TASK DIRECTIONS —
Check each line of the data for "Trend" and select those that have it.

GIVEN INFORMATION —
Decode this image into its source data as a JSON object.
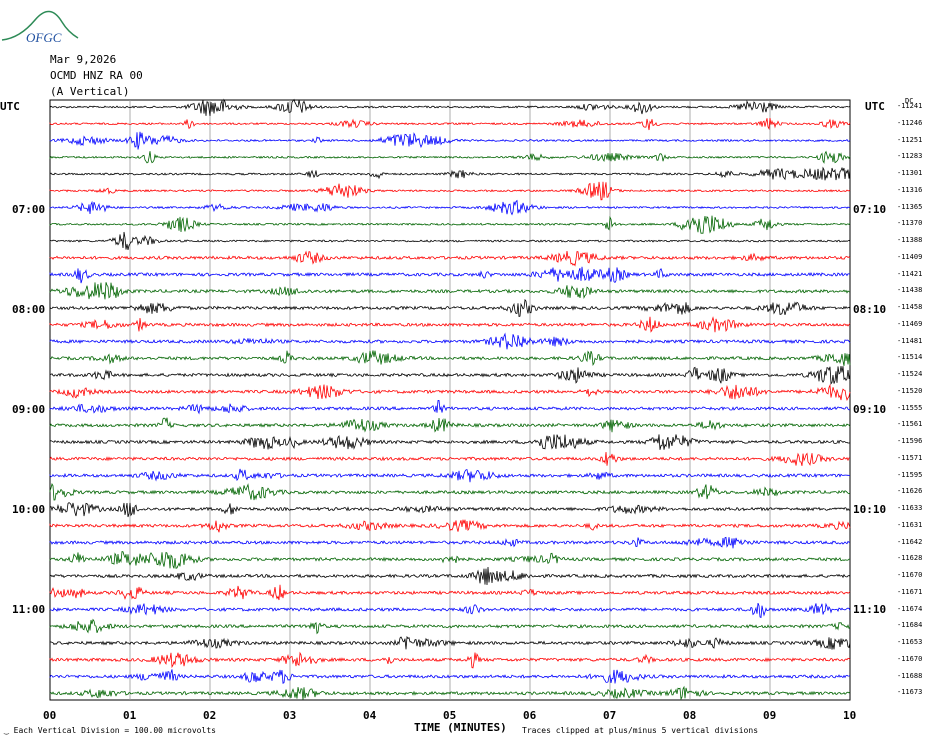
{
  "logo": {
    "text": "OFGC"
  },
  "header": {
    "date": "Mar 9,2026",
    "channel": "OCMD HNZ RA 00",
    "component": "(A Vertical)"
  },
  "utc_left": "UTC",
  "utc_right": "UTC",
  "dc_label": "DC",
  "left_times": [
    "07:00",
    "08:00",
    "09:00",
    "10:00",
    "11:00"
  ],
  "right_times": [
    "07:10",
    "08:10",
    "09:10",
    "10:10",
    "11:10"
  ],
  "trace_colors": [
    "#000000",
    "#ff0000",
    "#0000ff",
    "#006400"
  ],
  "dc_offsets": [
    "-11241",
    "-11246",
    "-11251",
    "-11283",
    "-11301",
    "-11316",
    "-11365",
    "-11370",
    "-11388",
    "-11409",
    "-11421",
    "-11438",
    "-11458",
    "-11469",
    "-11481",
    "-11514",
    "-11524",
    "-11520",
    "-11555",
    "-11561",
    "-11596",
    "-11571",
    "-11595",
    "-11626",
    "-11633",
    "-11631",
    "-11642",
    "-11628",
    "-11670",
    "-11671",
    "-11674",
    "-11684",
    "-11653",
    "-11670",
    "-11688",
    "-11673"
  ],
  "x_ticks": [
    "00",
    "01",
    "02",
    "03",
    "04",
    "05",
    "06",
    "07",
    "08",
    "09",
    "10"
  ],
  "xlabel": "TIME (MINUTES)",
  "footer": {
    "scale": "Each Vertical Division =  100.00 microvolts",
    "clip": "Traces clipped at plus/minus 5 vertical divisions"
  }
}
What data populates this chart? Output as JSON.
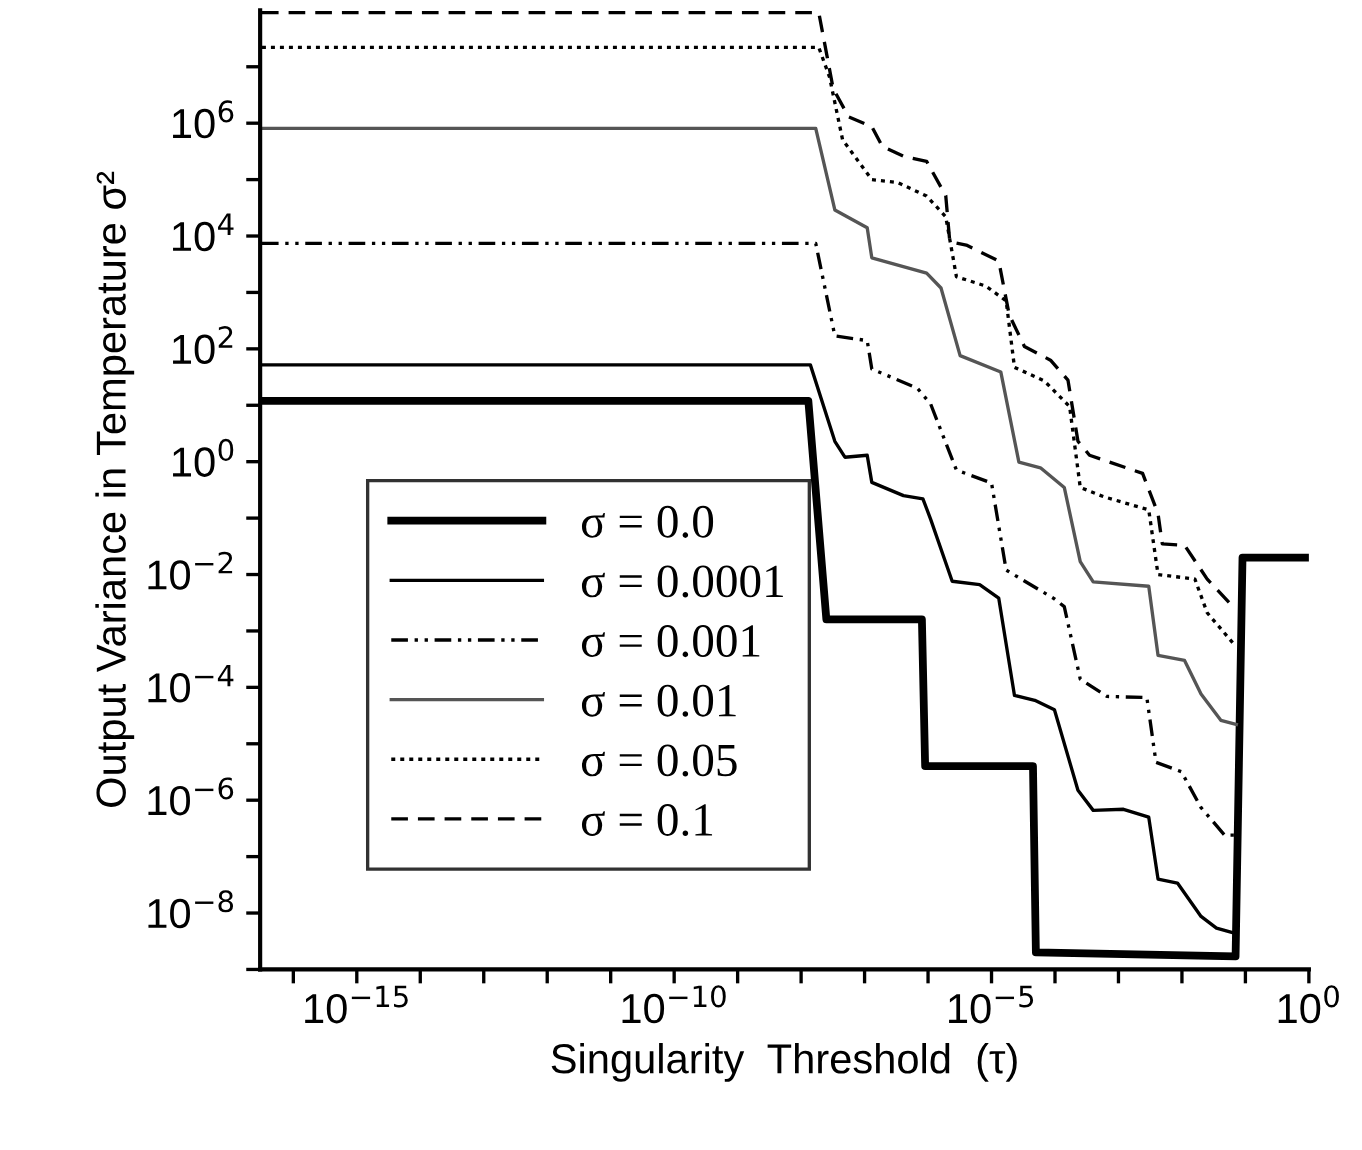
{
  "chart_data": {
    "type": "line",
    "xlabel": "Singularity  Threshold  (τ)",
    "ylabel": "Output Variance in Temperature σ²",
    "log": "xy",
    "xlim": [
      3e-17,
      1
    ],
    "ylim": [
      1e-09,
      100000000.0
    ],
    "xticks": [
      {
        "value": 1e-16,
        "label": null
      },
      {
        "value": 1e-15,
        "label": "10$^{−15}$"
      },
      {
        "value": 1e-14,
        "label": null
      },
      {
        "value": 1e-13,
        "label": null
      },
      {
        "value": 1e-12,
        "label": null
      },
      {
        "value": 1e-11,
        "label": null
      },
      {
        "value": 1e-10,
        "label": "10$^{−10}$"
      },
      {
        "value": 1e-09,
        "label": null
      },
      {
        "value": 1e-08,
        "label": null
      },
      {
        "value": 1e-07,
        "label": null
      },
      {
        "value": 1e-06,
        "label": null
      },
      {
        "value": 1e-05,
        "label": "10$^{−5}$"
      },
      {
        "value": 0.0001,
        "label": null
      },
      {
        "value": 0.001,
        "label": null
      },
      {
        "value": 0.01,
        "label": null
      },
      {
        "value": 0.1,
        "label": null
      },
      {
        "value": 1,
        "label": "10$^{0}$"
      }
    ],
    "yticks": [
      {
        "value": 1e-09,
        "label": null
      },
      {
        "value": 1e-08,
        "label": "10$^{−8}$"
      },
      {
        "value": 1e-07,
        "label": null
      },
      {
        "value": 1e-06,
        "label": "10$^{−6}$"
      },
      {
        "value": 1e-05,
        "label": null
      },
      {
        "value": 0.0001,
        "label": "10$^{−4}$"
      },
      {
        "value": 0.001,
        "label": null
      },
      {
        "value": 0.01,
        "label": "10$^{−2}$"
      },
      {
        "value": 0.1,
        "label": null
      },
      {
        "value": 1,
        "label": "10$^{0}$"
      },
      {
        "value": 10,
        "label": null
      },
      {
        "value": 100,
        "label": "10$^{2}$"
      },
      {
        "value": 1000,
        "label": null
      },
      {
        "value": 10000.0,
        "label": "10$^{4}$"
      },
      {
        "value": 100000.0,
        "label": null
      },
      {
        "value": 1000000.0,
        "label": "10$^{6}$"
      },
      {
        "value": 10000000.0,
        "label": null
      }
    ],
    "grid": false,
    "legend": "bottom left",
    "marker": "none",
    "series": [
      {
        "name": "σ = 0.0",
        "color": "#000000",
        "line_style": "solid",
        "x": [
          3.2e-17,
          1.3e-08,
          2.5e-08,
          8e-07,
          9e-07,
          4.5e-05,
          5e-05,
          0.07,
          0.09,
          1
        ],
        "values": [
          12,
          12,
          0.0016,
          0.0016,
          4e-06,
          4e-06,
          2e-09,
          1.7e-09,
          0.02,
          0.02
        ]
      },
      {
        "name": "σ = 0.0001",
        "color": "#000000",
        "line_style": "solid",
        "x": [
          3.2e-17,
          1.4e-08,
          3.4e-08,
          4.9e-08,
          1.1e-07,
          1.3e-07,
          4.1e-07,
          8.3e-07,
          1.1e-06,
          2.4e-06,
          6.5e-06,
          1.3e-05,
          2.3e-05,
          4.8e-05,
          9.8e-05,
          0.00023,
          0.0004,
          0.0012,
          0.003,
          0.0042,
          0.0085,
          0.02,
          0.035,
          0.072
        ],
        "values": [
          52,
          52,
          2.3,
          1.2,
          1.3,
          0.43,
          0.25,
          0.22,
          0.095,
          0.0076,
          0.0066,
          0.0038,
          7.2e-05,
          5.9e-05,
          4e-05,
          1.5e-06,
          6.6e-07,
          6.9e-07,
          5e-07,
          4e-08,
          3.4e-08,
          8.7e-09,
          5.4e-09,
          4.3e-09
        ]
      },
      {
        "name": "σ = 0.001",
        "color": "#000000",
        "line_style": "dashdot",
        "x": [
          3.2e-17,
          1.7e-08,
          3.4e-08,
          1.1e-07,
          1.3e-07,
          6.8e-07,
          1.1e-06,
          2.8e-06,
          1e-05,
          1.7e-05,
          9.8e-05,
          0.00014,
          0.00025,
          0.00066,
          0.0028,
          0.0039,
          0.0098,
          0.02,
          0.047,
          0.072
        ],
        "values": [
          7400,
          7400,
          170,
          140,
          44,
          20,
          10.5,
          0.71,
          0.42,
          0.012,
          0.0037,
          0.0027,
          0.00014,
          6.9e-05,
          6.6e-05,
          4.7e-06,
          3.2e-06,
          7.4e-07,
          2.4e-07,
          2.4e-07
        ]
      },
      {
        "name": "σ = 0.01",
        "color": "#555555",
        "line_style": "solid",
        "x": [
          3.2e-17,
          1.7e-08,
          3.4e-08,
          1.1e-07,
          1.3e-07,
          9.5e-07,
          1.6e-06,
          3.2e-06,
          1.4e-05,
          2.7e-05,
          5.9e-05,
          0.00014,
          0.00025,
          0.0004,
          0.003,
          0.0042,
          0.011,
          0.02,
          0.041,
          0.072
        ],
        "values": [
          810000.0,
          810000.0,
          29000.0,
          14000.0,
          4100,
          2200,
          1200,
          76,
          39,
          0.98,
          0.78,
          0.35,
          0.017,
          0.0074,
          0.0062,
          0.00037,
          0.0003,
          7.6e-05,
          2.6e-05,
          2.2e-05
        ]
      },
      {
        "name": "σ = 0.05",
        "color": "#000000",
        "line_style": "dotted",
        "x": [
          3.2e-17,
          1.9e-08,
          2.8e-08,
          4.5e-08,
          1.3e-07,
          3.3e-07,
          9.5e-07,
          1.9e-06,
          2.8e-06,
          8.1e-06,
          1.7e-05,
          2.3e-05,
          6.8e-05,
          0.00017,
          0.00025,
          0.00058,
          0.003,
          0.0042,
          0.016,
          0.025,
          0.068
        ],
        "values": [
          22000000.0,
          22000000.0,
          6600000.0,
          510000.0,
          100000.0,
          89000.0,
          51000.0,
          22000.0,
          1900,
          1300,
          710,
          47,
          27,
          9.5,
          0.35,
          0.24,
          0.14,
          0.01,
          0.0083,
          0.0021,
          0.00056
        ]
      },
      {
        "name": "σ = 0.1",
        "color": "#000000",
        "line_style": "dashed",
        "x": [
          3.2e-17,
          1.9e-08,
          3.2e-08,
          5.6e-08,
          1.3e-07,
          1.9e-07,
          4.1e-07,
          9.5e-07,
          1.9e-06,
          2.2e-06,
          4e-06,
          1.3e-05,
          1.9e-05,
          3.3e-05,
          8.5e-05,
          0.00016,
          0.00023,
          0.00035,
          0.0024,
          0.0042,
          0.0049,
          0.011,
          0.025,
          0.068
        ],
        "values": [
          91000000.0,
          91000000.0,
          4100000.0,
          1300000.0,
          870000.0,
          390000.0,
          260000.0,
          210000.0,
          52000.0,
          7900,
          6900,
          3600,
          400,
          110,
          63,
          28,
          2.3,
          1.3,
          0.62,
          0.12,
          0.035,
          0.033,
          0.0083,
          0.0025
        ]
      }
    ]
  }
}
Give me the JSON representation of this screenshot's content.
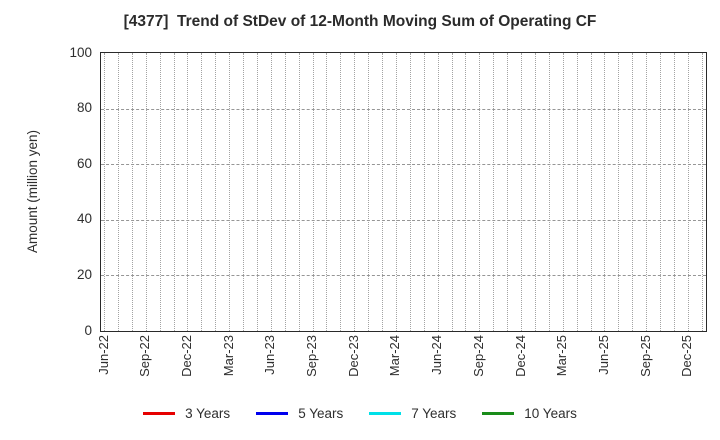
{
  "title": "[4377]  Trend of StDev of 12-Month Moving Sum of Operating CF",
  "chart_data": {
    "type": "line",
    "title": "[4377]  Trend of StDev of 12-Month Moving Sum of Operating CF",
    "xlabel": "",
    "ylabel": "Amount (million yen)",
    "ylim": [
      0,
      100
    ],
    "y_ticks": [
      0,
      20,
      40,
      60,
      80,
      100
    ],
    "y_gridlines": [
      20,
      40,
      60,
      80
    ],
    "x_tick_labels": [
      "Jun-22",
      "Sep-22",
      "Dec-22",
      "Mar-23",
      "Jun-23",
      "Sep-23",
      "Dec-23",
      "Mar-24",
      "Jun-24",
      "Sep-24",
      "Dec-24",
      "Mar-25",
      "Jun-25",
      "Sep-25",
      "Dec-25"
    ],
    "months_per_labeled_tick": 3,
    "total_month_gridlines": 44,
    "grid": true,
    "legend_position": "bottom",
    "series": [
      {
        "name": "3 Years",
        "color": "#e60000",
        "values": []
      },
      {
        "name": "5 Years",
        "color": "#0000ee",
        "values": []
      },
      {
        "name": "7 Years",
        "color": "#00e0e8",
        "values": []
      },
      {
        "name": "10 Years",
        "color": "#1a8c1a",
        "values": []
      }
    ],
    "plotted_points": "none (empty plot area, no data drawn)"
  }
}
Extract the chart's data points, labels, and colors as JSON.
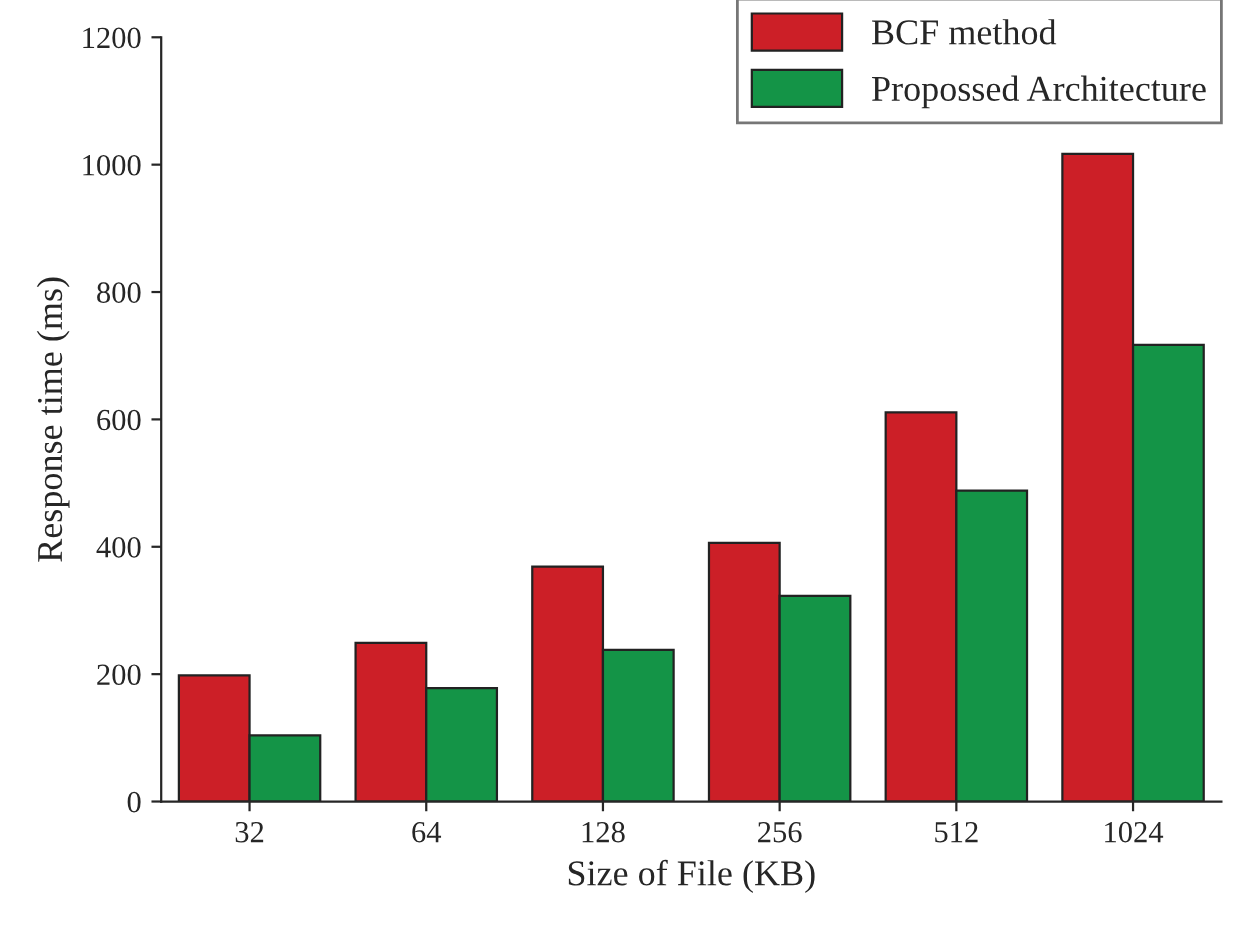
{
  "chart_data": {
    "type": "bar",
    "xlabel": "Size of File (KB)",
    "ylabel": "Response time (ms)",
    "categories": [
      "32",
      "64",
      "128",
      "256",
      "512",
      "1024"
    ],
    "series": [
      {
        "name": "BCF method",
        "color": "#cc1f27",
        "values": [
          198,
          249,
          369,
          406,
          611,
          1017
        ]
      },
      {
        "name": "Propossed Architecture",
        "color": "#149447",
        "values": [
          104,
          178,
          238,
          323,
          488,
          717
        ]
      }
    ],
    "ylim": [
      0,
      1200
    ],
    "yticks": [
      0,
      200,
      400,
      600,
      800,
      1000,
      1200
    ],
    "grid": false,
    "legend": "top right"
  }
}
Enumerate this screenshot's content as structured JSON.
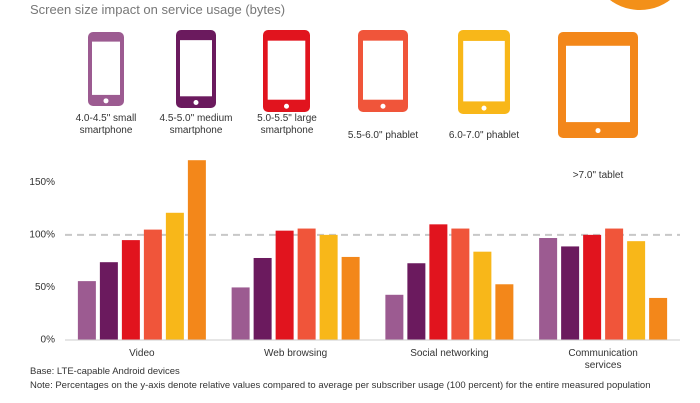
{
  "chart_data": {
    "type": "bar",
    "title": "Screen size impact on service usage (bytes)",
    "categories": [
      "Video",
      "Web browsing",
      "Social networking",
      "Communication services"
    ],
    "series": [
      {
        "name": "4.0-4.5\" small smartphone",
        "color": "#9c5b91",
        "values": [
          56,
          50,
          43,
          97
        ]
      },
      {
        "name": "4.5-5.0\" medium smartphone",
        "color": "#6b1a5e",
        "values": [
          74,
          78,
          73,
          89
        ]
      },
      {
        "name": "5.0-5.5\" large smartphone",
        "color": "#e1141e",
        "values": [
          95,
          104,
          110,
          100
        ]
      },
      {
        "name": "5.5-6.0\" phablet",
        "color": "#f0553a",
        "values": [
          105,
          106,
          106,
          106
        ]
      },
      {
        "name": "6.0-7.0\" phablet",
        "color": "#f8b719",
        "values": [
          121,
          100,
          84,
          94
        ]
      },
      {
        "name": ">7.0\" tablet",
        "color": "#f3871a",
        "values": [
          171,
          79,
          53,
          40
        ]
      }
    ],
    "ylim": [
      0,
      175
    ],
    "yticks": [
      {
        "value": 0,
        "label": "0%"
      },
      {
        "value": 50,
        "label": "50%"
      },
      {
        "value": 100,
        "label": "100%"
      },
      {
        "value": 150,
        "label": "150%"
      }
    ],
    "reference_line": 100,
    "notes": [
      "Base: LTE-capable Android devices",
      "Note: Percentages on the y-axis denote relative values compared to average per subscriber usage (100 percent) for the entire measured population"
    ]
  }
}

TASK ANSWER —
  "title": "[4377]  Trend of StDev of 12-Month Moving Sum of Operating CF",
    "title": "[4377]  Trend of StDev of 12-Month Moving Sum of Operating CF",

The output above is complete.